Task details: Give back the full listing, character for character, with no pictures.
......
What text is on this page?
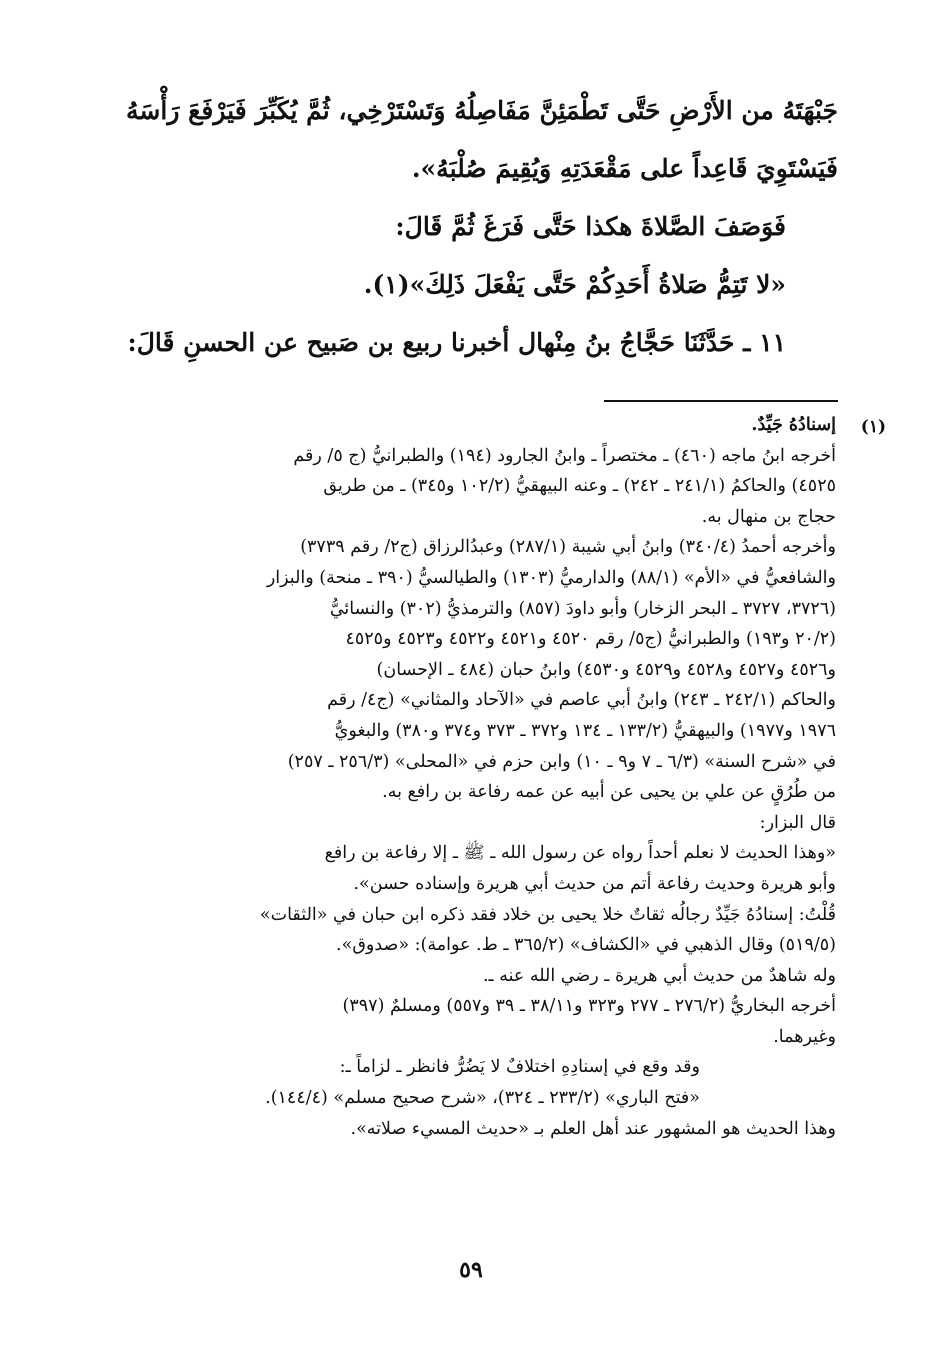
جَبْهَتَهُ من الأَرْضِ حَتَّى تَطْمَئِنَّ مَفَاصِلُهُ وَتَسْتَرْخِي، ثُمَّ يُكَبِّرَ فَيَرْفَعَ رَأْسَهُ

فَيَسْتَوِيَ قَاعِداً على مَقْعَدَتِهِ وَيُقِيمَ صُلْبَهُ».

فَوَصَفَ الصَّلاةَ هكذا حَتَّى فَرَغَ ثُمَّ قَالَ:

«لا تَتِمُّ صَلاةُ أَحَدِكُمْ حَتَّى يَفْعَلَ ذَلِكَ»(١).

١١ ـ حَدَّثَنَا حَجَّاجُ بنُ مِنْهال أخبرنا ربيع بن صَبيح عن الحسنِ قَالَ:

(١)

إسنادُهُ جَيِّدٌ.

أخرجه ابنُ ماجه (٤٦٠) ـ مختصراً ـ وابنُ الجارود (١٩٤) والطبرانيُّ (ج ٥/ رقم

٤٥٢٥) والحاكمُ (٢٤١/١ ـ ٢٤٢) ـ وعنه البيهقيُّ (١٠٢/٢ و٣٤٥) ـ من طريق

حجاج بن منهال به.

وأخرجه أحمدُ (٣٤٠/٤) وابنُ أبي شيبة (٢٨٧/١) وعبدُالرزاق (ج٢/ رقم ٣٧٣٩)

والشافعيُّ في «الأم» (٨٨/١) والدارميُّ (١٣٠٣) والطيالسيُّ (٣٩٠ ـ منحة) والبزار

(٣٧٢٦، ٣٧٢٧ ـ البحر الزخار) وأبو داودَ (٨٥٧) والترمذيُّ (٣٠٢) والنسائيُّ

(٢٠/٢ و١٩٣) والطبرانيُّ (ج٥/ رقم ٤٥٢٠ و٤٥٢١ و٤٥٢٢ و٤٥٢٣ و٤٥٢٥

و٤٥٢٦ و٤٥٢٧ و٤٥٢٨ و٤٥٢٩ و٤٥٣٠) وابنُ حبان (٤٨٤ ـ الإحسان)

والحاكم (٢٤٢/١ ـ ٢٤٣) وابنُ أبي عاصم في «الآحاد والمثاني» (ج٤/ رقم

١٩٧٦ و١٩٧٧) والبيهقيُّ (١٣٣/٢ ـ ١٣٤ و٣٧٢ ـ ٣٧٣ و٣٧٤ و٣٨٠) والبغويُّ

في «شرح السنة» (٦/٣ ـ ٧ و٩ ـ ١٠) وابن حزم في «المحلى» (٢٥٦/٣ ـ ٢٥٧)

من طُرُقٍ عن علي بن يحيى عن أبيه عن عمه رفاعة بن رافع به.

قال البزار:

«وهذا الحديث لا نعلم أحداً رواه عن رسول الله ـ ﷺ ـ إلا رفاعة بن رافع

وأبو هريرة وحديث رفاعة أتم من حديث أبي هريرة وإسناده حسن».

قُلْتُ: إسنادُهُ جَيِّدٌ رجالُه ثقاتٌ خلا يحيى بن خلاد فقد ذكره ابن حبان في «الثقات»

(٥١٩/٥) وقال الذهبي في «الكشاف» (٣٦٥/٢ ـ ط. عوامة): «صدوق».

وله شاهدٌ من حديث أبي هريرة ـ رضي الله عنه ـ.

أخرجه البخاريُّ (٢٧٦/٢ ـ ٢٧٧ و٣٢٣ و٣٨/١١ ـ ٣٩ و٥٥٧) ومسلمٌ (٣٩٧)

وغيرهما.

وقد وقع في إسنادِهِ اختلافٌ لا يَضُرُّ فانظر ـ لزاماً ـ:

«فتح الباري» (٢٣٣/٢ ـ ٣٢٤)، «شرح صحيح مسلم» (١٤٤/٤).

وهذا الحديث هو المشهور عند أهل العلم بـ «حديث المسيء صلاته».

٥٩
......
Exercise solution:
What text is on this page?
جَبْهَتَهُ من الأَرْضِ حَتَّى تَطْمَئِنَّ مَفَاصِلُهُ وَتَسْتَرْخِي، ثُمَّ يُكَبِّرَ فَيَرْفَعَ رَأْسَهُ

فَيَسْتَوِيَ قَاعِداً على مَقْعَدَتِهِ وَيُقِيمَ صُلْبَهُ».

فَوَصَفَ الصَّلاةَ هكذا حَتَّى فَرَغَ ثُمَّ قَالَ:

«لا تَتِمُّ صَلاةُ أَحَدِكُمْ حَتَّى يَفْعَلَ ذَلِكَ»(١).

١١ ـ حَدَّثَنَا حَجَّاجُ بنُ مِنْهال أخبرنا ربيع بن صَبيح عن الحسنِ قَالَ:

(١)

إسنادُهُ جَيِّدٌ.

أخرجه ابنُ ماجه (٤٦٠) ـ مختصراً ـ وابنُ الجارود (١٩٤) والطبرانيُّ (ج ٥/ رقم

٤٥٢٥) والحاكمُ (٢٤١/١ ـ ٢٤٢) ـ وعنه البيهقيُّ (١٠٢/٢ و٣٤٥) ـ من طريق

حجاج بن منهال به.

وأخرجه أحمدُ (٣٤٠/٤) وابنُ أبي شيبة (٢٨٧/١) وعبدُالرزاق (ج٢/ رقم ٣٧٣٩)

والشافعيُّ في «الأم» (٨٨/١) والدارميُّ (١٣٠٣) والطيالسيُّ (٣٩٠ ـ منحة) والبزار

(٣٧٢٦، ٣٧٢٧ ـ البحر الزخار) وأبو داودَ (٨٥٧) والترمذيُّ (٣٠٢) والنسائيُّ

(٢٠/٢ و١٩٣) والطبرانيُّ (ج٥/ رقم ٤٥٢٠ و٤٥٢١ و٤٥٢٢ و٤٥٢٣ و٤٥٢٥

و٤٥٢٦ و٤٥٢٧ و٤٥٢٨ و٤٥٢٩ و٤٥٣٠) وابنُ حبان (٤٨٤ ـ الإحسان)

والحاكم (٢٤٢/١ ـ ٢٤٣) وابنُ أبي عاصم في «الآحاد والمثاني» (ج٤/ رقم

١٩٧٦ و١٩٧٧) والبيهقيُّ (١٣٣/٢ ـ ١٣٤ و٣٧٢ ـ ٣٧٣ و٣٧٤ و٣٨٠) والبغويُّ

في «شرح السنة» (٦/٣ ـ ٧ و٩ ـ ١٠) وابن حزم في «المحلى» (٢٥٦/٣ ـ ٢٥٧)

من طُرُقٍ عن علي بن يحيى عن أبيه عن عمه رفاعة بن رافع به.

قال البزار:

«وهذا الحديث لا نعلم أحداً رواه عن رسول الله ـ ﷺ ـ إلا رفاعة بن رافع

وأبو هريرة وحديث رفاعة أتم من حديث أبي هريرة وإسناده حسن».

قُلْتُ: إسنادُهُ جَيِّدٌ رجالُه ثقاتٌ خلا يحيى بن خلاد فقد ذكره ابن حبان في «الثقات»

(٥١٩/٥) وقال الذهبي في «الكشاف» (٣٦٥/٢ ـ ط. عوامة): «صدوق».

وله شاهدٌ من حديث أبي هريرة ـ رضي الله عنه ـ.

أخرجه البخاريُّ (٢٧٦/٢ ـ ٢٧٧ و٣٢٣ و٣٨/١١ ـ ٣٩ و٥٥٧) ومسلمٌ (٣٩٧)

وغيرهما.

وقد وقع في إسنادِهِ اختلافٌ لا يَضُرُّ فانظر ـ لزاماً ـ:

«فتح الباري» (٢٣٣/٢ ـ ٣٢٤)، «شرح صحيح مسلم» (١٤٤/٤).

وهذا الحديث هو المشهور عند أهل العلم بـ «حديث المسيء صلاته».

٥٩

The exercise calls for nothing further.